--- DATA FOR THIS EXERCISE ---
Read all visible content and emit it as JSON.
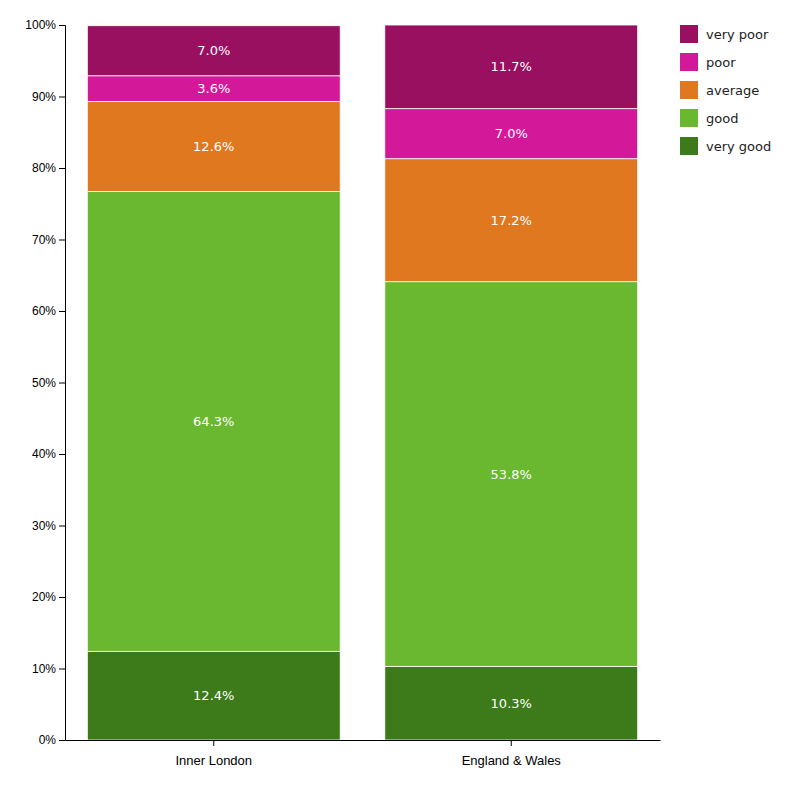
{
  "chart_data": {
    "type": "bar",
    "stacked": true,
    "data_labels": true,
    "grid": false,
    "legend": "right",
    "categories": [
      "Inner London",
      "England & Wales"
    ],
    "series": [
      {
        "name": "very good",
        "color": "#3d7a1a",
        "values": [
          12.4,
          10.3
        ],
        "value_labels": [
          "12.4%",
          "10.3%"
        ]
      },
      {
        "name": "good",
        "color": "#6ab830",
        "values": [
          64.3,
          53.8
        ],
        "value_labels": [
          "64.3%",
          "53.8%"
        ]
      },
      {
        "name": "average",
        "color": "#e07820",
        "values": [
          12.6,
          17.2
        ],
        "value_labels": [
          "12.6%",
          "17.2%"
        ]
      },
      {
        "name": "poor",
        "color": "#d4189a",
        "values": [
          3.6,
          7.0
        ],
        "value_labels": [
          "3.6%",
          "7.0%"
        ]
      },
      {
        "name": "very poor",
        "color": "#991060",
        "values": [
          7.0,
          11.7
        ],
        "value_labels": [
          "7.0%",
          "11.7%"
        ]
      }
    ],
    "ylim": [
      0,
      100
    ],
    "yticks": [
      {
        "value": 0,
        "label": "0%"
      },
      {
        "value": 10,
        "label": "10%"
      },
      {
        "value": 20,
        "label": "20%"
      },
      {
        "value": 30,
        "label": "30%"
      },
      {
        "value": 40,
        "label": "40%"
      },
      {
        "value": 50,
        "label": "50%"
      },
      {
        "value": 60,
        "label": "60%"
      },
      {
        "value": 70,
        "label": "70%"
      },
      {
        "value": 80,
        "label": "80%"
      },
      {
        "value": 90,
        "label": "90%"
      },
      {
        "value": 100,
        "label": "100%"
      }
    ]
  }
}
---
» WHAT THE EXERCISE ASKS
Without the pictures, copy the material exactly as given.

» EXPECTED OUTPUT
Read all visible content and emit it as JSON.
{
  "chart_data": {
    "type": "bar",
    "stacked": true,
    "data_labels": true,
    "grid": false,
    "legend": "right",
    "categories": [
      "Inner London",
      "England & Wales"
    ],
    "series": [
      {
        "name": "very good",
        "color": "#3d7a1a",
        "values": [
          12.4,
          10.3
        ],
        "value_labels": [
          "12.4%",
          "10.3%"
        ]
      },
      {
        "name": "good",
        "color": "#6ab830",
        "values": [
          64.3,
          53.8
        ],
        "value_labels": [
          "64.3%",
          "53.8%"
        ]
      },
      {
        "name": "average",
        "color": "#e07820",
        "values": [
          12.6,
          17.2
        ],
        "value_labels": [
          "12.6%",
          "17.2%"
        ]
      },
      {
        "name": "poor",
        "color": "#d4189a",
        "values": [
          3.6,
          7.0
        ],
        "value_labels": [
          "3.6%",
          "7.0%"
        ]
      },
      {
        "name": "very poor",
        "color": "#991060",
        "values": [
          7.0,
          11.7
        ],
        "value_labels": [
          "7.0%",
          "11.7%"
        ]
      }
    ],
    "ylim": [
      0,
      100
    ],
    "yticks": [
      {
        "value": 0,
        "label": "0%"
      },
      {
        "value": 10,
        "label": "10%"
      },
      {
        "value": 20,
        "label": "20%"
      },
      {
        "value": 30,
        "label": "30%"
      },
      {
        "value": 40,
        "label": "40%"
      },
      {
        "value": 50,
        "label": "50%"
      },
      {
        "value": 60,
        "label": "60%"
      },
      {
        "value": 70,
        "label": "70%"
      },
      {
        "value": 80,
        "label": "80%"
      },
      {
        "value": 90,
        "label": "90%"
      },
      {
        "value": 100,
        "label": "100%"
      }
    ]
  }
}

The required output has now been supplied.